### Task to carry out
Restate the entries below word for word, omitting nothing.

### Information given

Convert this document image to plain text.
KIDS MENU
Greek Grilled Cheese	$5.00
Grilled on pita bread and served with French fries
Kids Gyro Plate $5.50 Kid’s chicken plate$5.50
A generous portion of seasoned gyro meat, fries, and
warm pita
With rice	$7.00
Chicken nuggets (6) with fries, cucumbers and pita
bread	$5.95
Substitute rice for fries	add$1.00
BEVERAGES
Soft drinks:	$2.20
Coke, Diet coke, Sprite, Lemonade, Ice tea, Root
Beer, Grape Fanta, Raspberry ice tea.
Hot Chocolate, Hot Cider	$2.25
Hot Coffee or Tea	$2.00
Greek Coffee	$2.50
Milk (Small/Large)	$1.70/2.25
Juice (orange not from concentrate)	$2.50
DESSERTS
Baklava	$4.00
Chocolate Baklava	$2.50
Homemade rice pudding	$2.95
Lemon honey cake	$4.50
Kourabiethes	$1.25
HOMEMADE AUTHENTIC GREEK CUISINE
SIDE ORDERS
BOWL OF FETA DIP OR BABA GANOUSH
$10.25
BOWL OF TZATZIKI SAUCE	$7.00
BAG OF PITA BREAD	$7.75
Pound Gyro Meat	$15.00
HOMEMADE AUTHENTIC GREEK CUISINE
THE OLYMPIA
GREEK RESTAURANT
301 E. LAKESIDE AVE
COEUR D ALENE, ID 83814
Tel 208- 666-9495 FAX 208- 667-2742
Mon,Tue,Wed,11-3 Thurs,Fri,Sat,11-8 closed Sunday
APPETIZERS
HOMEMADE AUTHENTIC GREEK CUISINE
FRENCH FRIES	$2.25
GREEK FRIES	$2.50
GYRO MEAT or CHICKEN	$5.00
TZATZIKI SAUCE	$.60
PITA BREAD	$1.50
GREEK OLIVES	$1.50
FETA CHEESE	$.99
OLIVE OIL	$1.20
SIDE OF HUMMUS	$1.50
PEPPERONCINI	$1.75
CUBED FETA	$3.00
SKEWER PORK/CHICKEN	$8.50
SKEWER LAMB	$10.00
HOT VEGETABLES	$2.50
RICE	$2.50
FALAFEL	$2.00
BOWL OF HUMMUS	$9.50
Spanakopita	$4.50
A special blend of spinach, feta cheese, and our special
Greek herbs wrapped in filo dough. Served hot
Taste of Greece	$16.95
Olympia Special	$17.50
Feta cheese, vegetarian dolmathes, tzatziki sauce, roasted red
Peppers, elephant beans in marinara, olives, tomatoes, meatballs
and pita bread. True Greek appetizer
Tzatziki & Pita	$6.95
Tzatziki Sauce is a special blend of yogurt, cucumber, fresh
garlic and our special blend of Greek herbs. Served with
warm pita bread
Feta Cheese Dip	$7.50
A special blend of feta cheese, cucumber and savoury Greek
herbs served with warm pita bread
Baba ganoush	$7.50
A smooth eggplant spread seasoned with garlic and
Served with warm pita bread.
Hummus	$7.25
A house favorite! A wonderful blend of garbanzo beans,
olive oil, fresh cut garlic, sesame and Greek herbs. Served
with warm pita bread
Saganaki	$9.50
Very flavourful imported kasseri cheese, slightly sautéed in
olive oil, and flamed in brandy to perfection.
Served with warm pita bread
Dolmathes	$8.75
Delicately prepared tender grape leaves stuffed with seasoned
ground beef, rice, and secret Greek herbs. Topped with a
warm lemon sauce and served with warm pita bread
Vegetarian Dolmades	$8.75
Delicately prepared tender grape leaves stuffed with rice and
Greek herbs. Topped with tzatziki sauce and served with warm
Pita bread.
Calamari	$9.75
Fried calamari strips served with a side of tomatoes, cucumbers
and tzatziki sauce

### Output of the task
Convert this document image to plain text.
KIDS MENU
Greek Grilled Cheese	$5.00
Grilled on pita bread and served with French fries
Kids Gyro Plate $5.50 Kid’s chicken plate$5.50
A generous portion of seasoned gyro meat, fries, and
warm pita
With rice	$7.00
Chicken nuggets (6) with fries, cucumbers and pita
bread	$5.95
Substitute rice for fries	add$1.00
BEVERAGES
Soft drinks:	$2.20
Coke, Diet coke, Sprite, Lemonade, Ice tea, Root
Beer, Grape Fanta, Raspberry ice tea.
Hot Chocolate, Hot Cider	$2.25
Hot Coffee or Tea	$2.00
Greek Coffee	$2.50
Milk (Small/Large)	$1.70/2.25
Juice (orange not from concentrate)	$2.50
DESSERTS
Baklava	$4.00
Chocolate Baklava	$2.50
Homemade rice pudding	$2.95
Lemon honey cake	$4.50
Kourabiethes	$1.25
HOMEMADE AUTHENTIC GREEK CUISINE
SIDE ORDERS
BOWL OF FETA DIP OR BABA GANOUSH
$10.25
BOWL OF TZATZIKI SAUCE	$7.00
BAG OF PITA BREAD	$7.75
Pound Gyro Meat	$15.00
HOMEMADE AUTHENTIC GREEK CUISINE
THE OLYMPIA
GREEK RESTAURANT
301 E. LAKESIDE AVE
COEUR D ALENE, ID 83814
Tel 208- 666-9495 FAX 208- 667-2742
Mon,Tue,Wed,11-3 Thurs,Fri,Sat,11-8 closed Sunday
APPETIZERS
HOMEMADE AUTHENTIC GREEK CUISINE
FRENCH FRIES	$2.25
GREEK FRIES	$2.50
GYRO MEAT or CHICKEN	$5.00
TZATZIKI SAUCE	$.60
PITA BREAD	$1.50
GREEK OLIVES	$1.50
FETA CHEESE	$.99
OLIVE OIL	$1.20
SIDE OF HUMMUS	$1.50
PEPPERONCINI	$1.75
CUBED FETA	$3.00
SKEWER PORK/CHICKEN	$8.50
SKEWER LAMB	$10.00
HOT VEGETABLES	$2.50
RICE	$2.50
FALAFEL	$2.00
BOWL OF HUMMUS	$9.50
Spanakopita	$4.50
A special blend of spinach, feta cheese, and our special
Greek herbs wrapped in filo dough. Served hot
Taste of Greece	$16.95
Olympia Special	$17.50
Feta cheese, vegetarian dolmathes, tzatziki sauce, roasted red
Peppers, elephant beans in marinara, olives, tomatoes, meatballs
and pita bread. True Greek appetizer
Tzatziki & Pita	$6.95
Tzatziki Sauce is a special blend of yogurt, cucumber, fresh
garlic and our special blend of Greek herbs. Served with
warm pita bread
Feta Cheese Dip	$7.50
A special blend of feta cheese, cucumber and savoury Greek
herbs served with warm pita bread
Baba ganoush	$7.50
A smooth eggplant spread seasoned with garlic and
Served with warm pita bread.
Hummus	$7.25
A house favorite! A wonderful blend of garbanzo beans,
olive oil, fresh cut garlic, sesame and Greek herbs. Served
with warm pita bread
Saganaki	$9.50
Very flavourful imported kasseri cheese, slightly sautéed in
olive oil, and flamed in brandy to perfection.
Served with warm pita bread
Dolmathes	$8.75
Delicately prepared tender grape leaves stuffed with seasoned
ground beef, rice, and secret Greek herbs. Topped with a
warm lemon sauce and served with warm pita bread
Vegetarian Dolmades	$8.75
Delicately prepared tender grape leaves stuffed with rice and
Greek herbs. Topped with tzatziki sauce and served with warm
Pita bread.
Calamari	$9.75
Fried calamari strips served with a side of tomatoes, cucumbers
and tzatziki sauce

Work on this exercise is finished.